• [What to do]:
Your task is to filter the data below down to the lines holding "economies".

----- Entries supplied

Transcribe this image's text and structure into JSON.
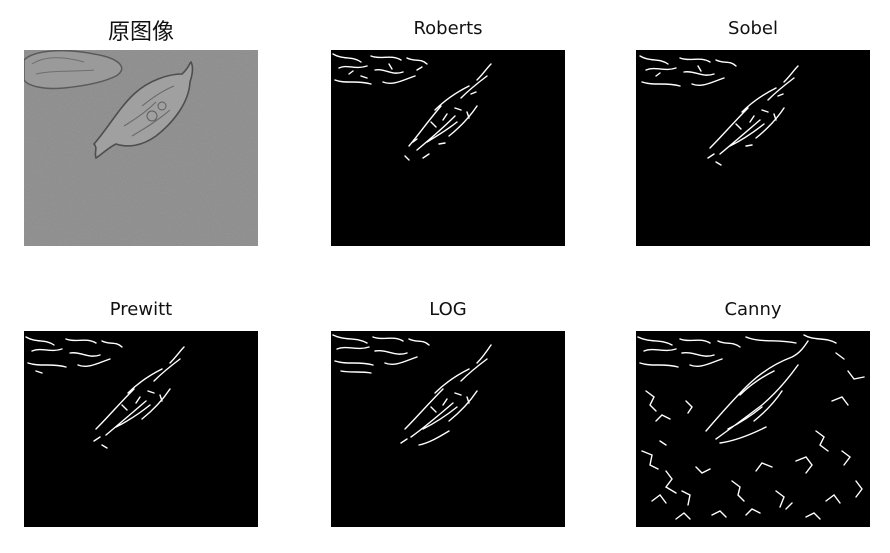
{
  "figure": {
    "panels": [
      {
        "id": "original",
        "title": "原图像",
        "image": "original-grayscale-cell"
      },
      {
        "id": "roberts",
        "title": "Roberts",
        "image": "roberts-edge-map"
      },
      {
        "id": "sobel",
        "title": "Sobel",
        "image": "sobel-edge-map"
      },
      {
        "id": "prewitt",
        "title": "Prewitt",
        "image": "prewitt-edge-map"
      },
      {
        "id": "log",
        "title": "LOG",
        "image": "log-edge-map"
      },
      {
        "id": "canny",
        "title": "Canny",
        "image": "canny-edge-map"
      }
    ]
  },
  "colors": {
    "background": "#ffffff",
    "gray_field": "#8c8c8c",
    "edge_background": "#000000",
    "edge_line": "#ffffff"
  }
}
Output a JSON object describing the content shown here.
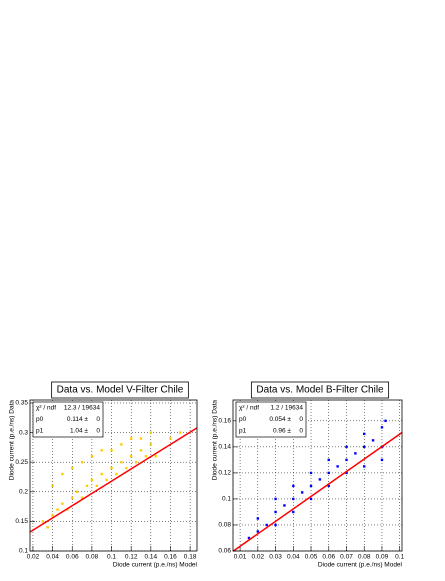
{
  "chart_data": [
    {
      "type": "scatter",
      "title": "Data vs. Model V-Filter Chile",
      "x_label": "Diode current (p.e./ns) Model",
      "y_label": "Diode current (p.e./ns) Data",
      "xlim": [
        0.017,
        0.187
      ],
      "ylim": [
        0.1,
        0.355
      ],
      "xticks": [
        0.02,
        0.04,
        0.06,
        0.08,
        0.1,
        0.12,
        0.14,
        0.16,
        0.18
      ],
      "yticks": [
        0.1,
        0.15,
        0.2,
        0.25,
        0.3,
        0.35
      ],
      "grid": true,
      "series": [
        {
          "color": "#ffcc00",
          "style": "points",
          "x": [
            0.03,
            0.035,
            0.04,
            0.045,
            0.05,
            0.055,
            0.06,
            0.065,
            0.07,
            0.075,
            0.08,
            0.085,
            0.09,
            0.095,
            0.1,
            0.105,
            0.11,
            0.115,
            0.12,
            0.125,
            0.13,
            0.135,
            0.14,
            0.145,
            0.04,
            0.05,
            0.06,
            0.07,
            0.08,
            0.09,
            0.1,
            0.11,
            0.12,
            0.13,
            0.14,
            0.16,
            0.17
          ],
          "values": [
            0.15,
            0.14,
            0.16,
            0.17,
            0.18,
            0.17,
            0.19,
            0.2,
            0.19,
            0.21,
            0.22,
            0.21,
            0.23,
            0.22,
            0.24,
            0.23,
            0.25,
            0.24,
            0.26,
            0.25,
            0.27,
            0.26,
            0.28,
            0.26,
            0.21,
            0.23,
            0.24,
            0.25,
            0.26,
            0.27,
            0.27,
            0.28,
            0.29,
            0.29,
            0.3,
            0.29,
            0.3
          ]
        },
        {
          "color": "#ff0000",
          "style": "line",
          "x": [
            0.017,
            0.187
          ],
          "values": [
            0.132,
            0.308
          ]
        }
      ],
      "stats": [
        [
          "χ² / ndf",
          "12.3 / 19634"
        ],
        [
          "p0",
          "0.114 ±",
          "0"
        ],
        [
          "p1",
          "1.04 ±",
          "0"
        ]
      ]
    },
    {
      "type": "scatter",
      "title": "Data vs. Model B-Filter Chile",
      "x_label": "Diode current (p.e./ns) Model",
      "y_label": "Diode current (p.e./ns) Data",
      "xlim": [
        0.006,
        0.1013
      ],
      "ylim": [
        0.06,
        0.176
      ],
      "xticks": [
        0.01,
        0.02,
        0.03,
        0.04,
        0.05,
        0.06,
        0.07,
        0.08,
        0.09,
        0.1
      ],
      "yticks": [
        0.06,
        0.08,
        0.1,
        0.12,
        0.14,
        0.16
      ],
      "grid": true,
      "series": [
        {
          "color": "#0000ff",
          "style": "points",
          "x": [
            0.015,
            0.02,
            0.02,
            0.025,
            0.03,
            0.03,
            0.035,
            0.04,
            0.04,
            0.045,
            0.05,
            0.05,
            0.055,
            0.06,
            0.06,
            0.065,
            0.07,
            0.07,
            0.075,
            0.08,
            0.08,
            0.085,
            0.09,
            0.09,
            0.092,
            0.03,
            0.04,
            0.05,
            0.06,
            0.07,
            0.08,
            0.09
          ],
          "values": [
            0.07,
            0.075,
            0.085,
            0.08,
            0.09,
            0.1,
            0.095,
            0.1,
            0.11,
            0.105,
            0.11,
            0.12,
            0.115,
            0.12,
            0.13,
            0.125,
            0.13,
            0.14,
            0.135,
            0.14,
            0.15,
            0.145,
            0.14,
            0.155,
            0.16,
            0.08,
            0.09,
            0.1,
            0.11,
            0.12,
            0.125,
            0.13
          ]
        },
        {
          "color": "#ff0000",
          "style": "line",
          "x": [
            0.006,
            0.1013
          ],
          "values": [
            0.0598,
            0.151
          ]
        }
      ],
      "stats": [
        [
          "χ² / ndf",
          "1.2 / 19634"
        ],
        [
          "p0",
          "0.054 ±",
          "0"
        ],
        [
          "p1",
          "0.96 ±",
          "0"
        ]
      ]
    }
  ]
}
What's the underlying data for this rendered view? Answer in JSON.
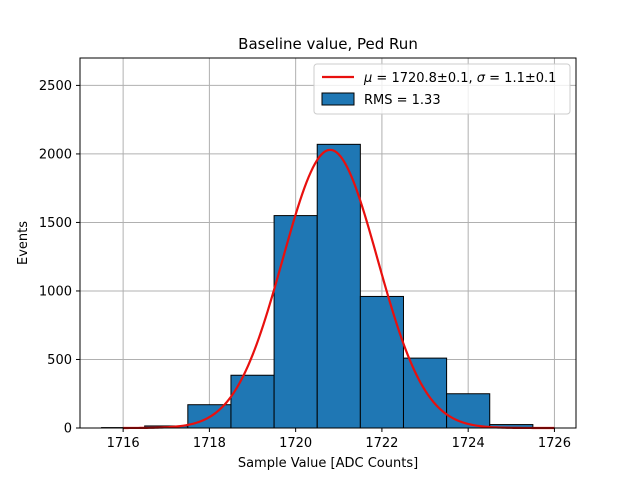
{
  "chart_data": {
    "type": "bar",
    "title": "Baseline value, Ped Run",
    "xlabel": "Sample Value [ADC Counts]",
    "ylabel": "Events",
    "xlim": [
      1715.0,
      1726.5
    ],
    "ylim": [
      0,
      2700
    ],
    "grid": true,
    "legend_position": "top-right",
    "x_ticks": [
      1716,
      1718,
      1720,
      1722,
      1724,
      1726
    ],
    "y_ticks": [
      0,
      500,
      1000,
      1500,
      2000,
      2500
    ],
    "bins": [
      {
        "from": 1715.5,
        "to": 1716.5,
        "count": 3
      },
      {
        "from": 1716.5,
        "to": 1717.5,
        "count": 15
      },
      {
        "from": 1717.5,
        "to": 1718.5,
        "count": 170
      },
      {
        "from": 1718.5,
        "to": 1719.5,
        "count": 385
      },
      {
        "from": 1719.5,
        "to": 1720.5,
        "count": 1550
      },
      {
        "from": 1720.5,
        "to": 1721.5,
        "count": 2070
      },
      {
        "from": 1721.5,
        "to": 1722.5,
        "count": 960
      },
      {
        "from": 1722.5,
        "to": 1723.5,
        "count": 510
      },
      {
        "from": 1723.5,
        "to": 1724.5,
        "count": 250
      },
      {
        "from": 1724.5,
        "to": 1725.5,
        "count": 25
      },
      {
        "from": 1725.5,
        "to": 1726.5,
        "count": 0
      }
    ],
    "fit": {
      "mu": 1720.8,
      "sigma": 1.1,
      "amplitude": 2030,
      "x_range": [
        1716.0,
        1726.0
      ]
    },
    "series": [
      {
        "name": "$\\mu = 1720.8$±0.1, $\\sigma = 1.1$±0.1",
        "type": "line",
        "color": "#e8100e"
      },
      {
        "name": "RMS = 1.33",
        "type": "bar",
        "color": "#1f77b4"
      }
    ]
  },
  "legend": {
    "fit_label_mu": "μ",
    "fit_label_mu_value": " = 1720.8±0.1, ",
    "fit_label_sigma": "σ",
    "fit_label_sigma_value": " = 1.1±0.1",
    "hist_label": "RMS = 1.33"
  },
  "colors": {
    "bar_fill": "#1f77b4",
    "bar_edge": "#000000",
    "fit_line": "#e8100e",
    "grid": "#b0b0b0"
  }
}
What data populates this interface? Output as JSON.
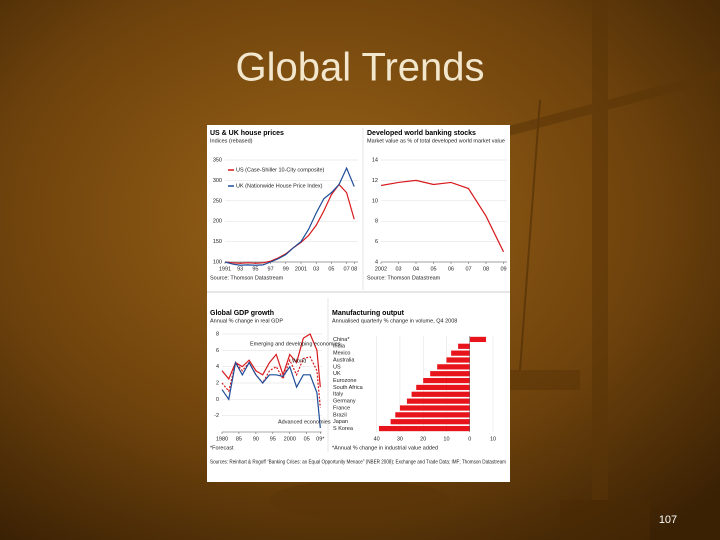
{
  "title": "Global Trends",
  "page_number": "107",
  "sources": "Sources: Reinhart & Rogoff “Banking Crises: an Equal Opportunity Menace” (NBER 2008); Exchange and Trade Data; IMF; Thomson Datastream",
  "chart_data": [
    {
      "type": "line",
      "title": "US & UK house prices",
      "subtitle": "Indices (rebased)",
      "x": [
        1991,
        1992,
        1993,
        1994,
        1995,
        1996,
        1997,
        1998,
        1999,
        2000,
        2001,
        2002,
        2003,
        2004,
        2005,
        2006,
        2007,
        2008
      ],
      "series": [
        {
          "name": "US (Case-Shiller 10-City composite)",
          "color": "#d7191c",
          "values": [
            100,
            98,
            97,
            98,
            97,
            98,
            102,
            110,
            120,
            135,
            148,
            165,
            190,
            225,
            265,
            290,
            270,
            205
          ]
        },
        {
          "name": "UK (Nationwide House Price Index)",
          "color": "#1f4e99",
          "values": [
            100,
            95,
            92,
            93,
            92,
            93,
            100,
            108,
            118,
            135,
            150,
            180,
            220,
            255,
            270,
            290,
            330,
            285
          ]
        }
      ],
      "xlim": [
        1991,
        2008.5
      ],
      "xticks": [
        1991,
        {
          "value": 1993,
          "label": "93"
        },
        {
          "value": 1995,
          "label": "95"
        },
        {
          "value": 1997,
          "label": "97"
        },
        {
          "value": 1999,
          "label": "99"
        },
        2001,
        {
          "value": 2003,
          "label": "03"
        },
        {
          "value": 2005,
          "label": "05"
        },
        {
          "value": 2007,
          "label": "07"
        },
        {
          "value": 2008,
          "label": "08"
        }
      ],
      "ylim": [
        100,
        350
      ],
      "yticks": [
        100,
        150,
        200,
        250,
        300,
        350
      ],
      "grid": true,
      "source": "Source: Thomson Datastream"
    },
    {
      "type": "line",
      "title": "Developed world banking stocks",
      "subtitle": "Market value as % of total developed world market value",
      "x": [
        2002,
        2003,
        2004,
        2005,
        2006,
        2007,
        2008,
        2009
      ],
      "series": [
        {
          "name": null,
          "color": "#d7191c",
          "values": [
            11.5,
            11.8,
            12,
            11.6,
            11.8,
            11.2,
            8.5,
            5
          ]
        }
      ],
      "xlim": [
        2002,
        2009.2
      ],
      "xticks": [
        2002,
        {
          "value": 2003,
          "label": "03"
        },
        {
          "value": 2004,
          "label": "04"
        },
        {
          "value": 2005,
          "label": "05"
        },
        {
          "value": 2006,
          "label": "06"
        },
        {
          "value": 2007,
          "label": "07"
        },
        {
          "value": 2008,
          "label": "08"
        },
        {
          "value": 2009,
          "label": "09"
        }
      ],
      "ylim": [
        4,
        14
      ],
      "yticks": [
        4,
        6,
        8,
        10,
        12,
        14
      ],
      "grid": true,
      "source": "Source: Thomson Datastream"
    },
    {
      "type": "line",
      "title": "Global GDP growth",
      "subtitle": "Annual % change in real GDP",
      "x": [
        1980,
        1982,
        1984,
        1986,
        1988,
        1990,
        1992,
        1994,
        1996,
        1998,
        2000,
        2002,
        2004,
        2006,
        2008,
        2009
      ],
      "series": [
        {
          "name": "Emerging and developing economies",
          "color": "#d7191c",
          "dash": false,
          "values": [
            3.5,
            2.5,
            4.5,
            4,
            4.8,
            3.5,
            3,
            4.5,
            5.5,
            3,
            5.5,
            4.5,
            7.5,
            8,
            6,
            1.5
          ]
        },
        {
          "name": "World",
          "color": "#d7191c",
          "dash": true,
          "values": [
            2,
            1,
            4.5,
            3.5,
            4.5,
            3,
            2,
            3.5,
            4,
            2.5,
            4.8,
            3,
            5,
            5.2,
            3.5,
            -1
          ]
        },
        {
          "name": "Advanced economies",
          "color": "#1f4e99",
          "dash": false,
          "values": [
            1.2,
            0,
            4.5,
            3,
            4.5,
            3,
            2,
            3,
            3,
            2.8,
            4,
            1.5,
            3,
            3,
            0.8,
            -3.5
          ]
        }
      ],
      "xlim": [
        1980,
        2009.5
      ],
      "xticks": [
        1980,
        {
          "value": 1985,
          "label": "85"
        },
        {
          "value": 1990,
          "label": "90"
        },
        {
          "value": 1995,
          "label": "95"
        },
        2000,
        {
          "value": 2005,
          "label": "05"
        },
        {
          "value": 2009,
          "label": "09*"
        }
      ],
      "ylim": [
        -4,
        8
      ],
      "yticks": [
        -2,
        0,
        2,
        4,
        6,
        8
      ],
      "grid": true,
      "source": "*Forecast"
    },
    {
      "type": "hbar",
      "title": "Manufacturing output",
      "subtitle": "Annualised quarterly % change in volume, Q4 2008",
      "categories": [
        "China*",
        "India",
        "Mexico",
        "Australia",
        "US",
        "UK",
        "Eurozone",
        "South Africa",
        "Italy",
        "Germany",
        "France",
        "Brazil",
        "Japan",
        "S Korea"
      ],
      "values": [
        7,
        -5,
        -8,
        -10,
        -14,
        -17,
        -20,
        -23,
        -25,
        -27,
        -30,
        -32,
        -34,
        -39
      ],
      "color": "#e8141b",
      "xlim": [
        -42,
        13
      ],
      "xticks": [
        {
          "value": -40,
          "label": "40"
        },
        {
          "value": -30,
          "label": "30"
        },
        {
          "value": -20,
          "label": "20"
        },
        {
          "value": -10,
          "label": "10"
        },
        0,
        10
      ],
      "grid": true,
      "source": "*Annual % change in industrial value added"
    }
  ]
}
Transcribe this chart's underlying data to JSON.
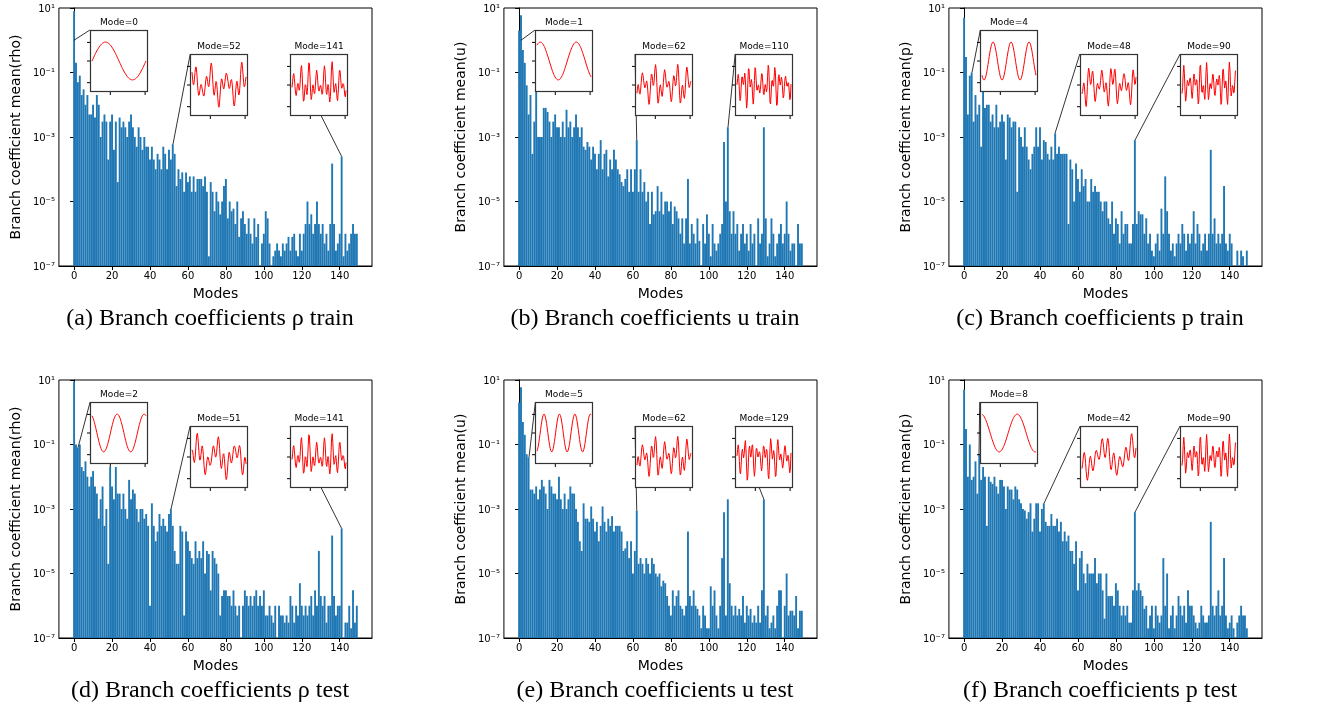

----------

• [Solution for this exercise]:
          "name": "Emerging and developing economies",
          "name": "Advanced economies",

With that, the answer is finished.